**Written instruction**
Across the entries, how many lines have the string "arrow" in them? Reply with only a number.

**Data provided**
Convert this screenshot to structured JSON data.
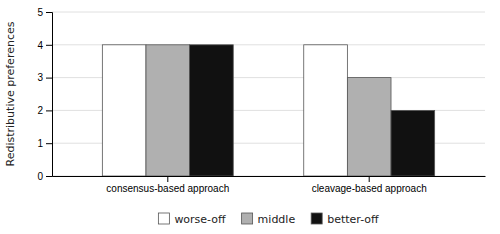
{
  "chart_data": {
    "type": "bar",
    "categories": [
      "consensus-based approach",
      "cleavage-based approach"
    ],
    "series": [
      {
        "name": "worse-off",
        "color": "#ffffff",
        "values": [
          4,
          4
        ]
      },
      {
        "name": "middle",
        "color": "#b0b0b0",
        "values": [
          4,
          3
        ]
      },
      {
        "name": "better-off",
        "color": "#111111",
        "values": [
          4,
          2
        ]
      }
    ],
    "ylabel": "Redistributive preferences",
    "ylim": [
      0,
      5
    ],
    "yticks": [
      0,
      1,
      2,
      3,
      4,
      5
    ],
    "grid": true,
    "legend": "bottom"
  }
}
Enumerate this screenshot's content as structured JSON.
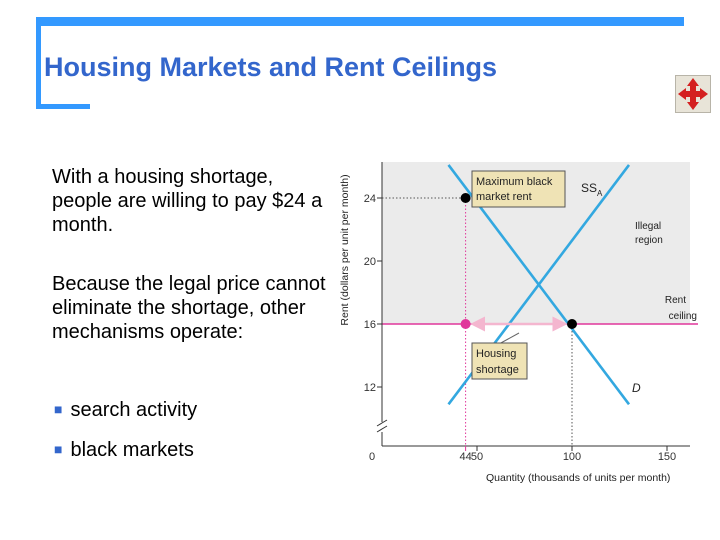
{
  "slide": {
    "title": "Housing Markets and Rent Ceilings",
    "paragraph1": "With a housing shortage, people are willing to pay $24 a month.",
    "paragraph2": "Because the legal price cannot eliminate the shortage, other mechanisms operate:",
    "bullets": [
      "search activity",
      "black markets"
    ]
  },
  "colors": {
    "frame": "#3399ff",
    "title": "#3366cc",
    "curves": "#33a8e0",
    "ceiling": "#e0379b",
    "arrow": "#f4b6cf",
    "region": "#ebebeb"
  },
  "icons": {
    "nav": "four-way-arrow-icon"
  },
  "chart_data": {
    "type": "line",
    "xlabel": "Quantity (thousands of units per month)",
    "ylabel": "Rent (dollars per unit per month)",
    "x_ticks": [
      0,
      50,
      100,
      150
    ],
    "y_ticks": [
      12,
      16,
      20,
      24
    ],
    "xlim": [
      0,
      160
    ],
    "ylim": [
      0,
      26.5
    ],
    "y_break": true,
    "series": [
      {
        "name": "SS",
        "subscript": "A",
        "points": [
          [
            35,
            26.1
          ],
          [
            130,
            10.9
          ]
        ]
      },
      {
        "name": "D",
        "points": [
          [
            35,
            10.9
          ],
          [
            130,
            26.1
          ]
        ]
      }
    ],
    "ceiling": {
      "label_line1": "Rent",
      "label_line2": "ceiling",
      "y": 16
    },
    "illegal_region": {
      "label_line1": "Illegal",
      "label_line2": "region"
    },
    "highlight_x": {
      "value": 44,
      "label": "44"
    },
    "points": [
      {
        "x": 44,
        "y": 24,
        "color": "black"
      },
      {
        "x": 44,
        "y": 16,
        "color": "pink"
      },
      {
        "x": 100,
        "y": 16,
        "color": "black"
      }
    ],
    "annotations": [
      {
        "line1": "Maximum black",
        "line2": "market rent"
      },
      {
        "line1": "Housing",
        "line2": "shortage"
      }
    ]
  }
}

**Right answer**
2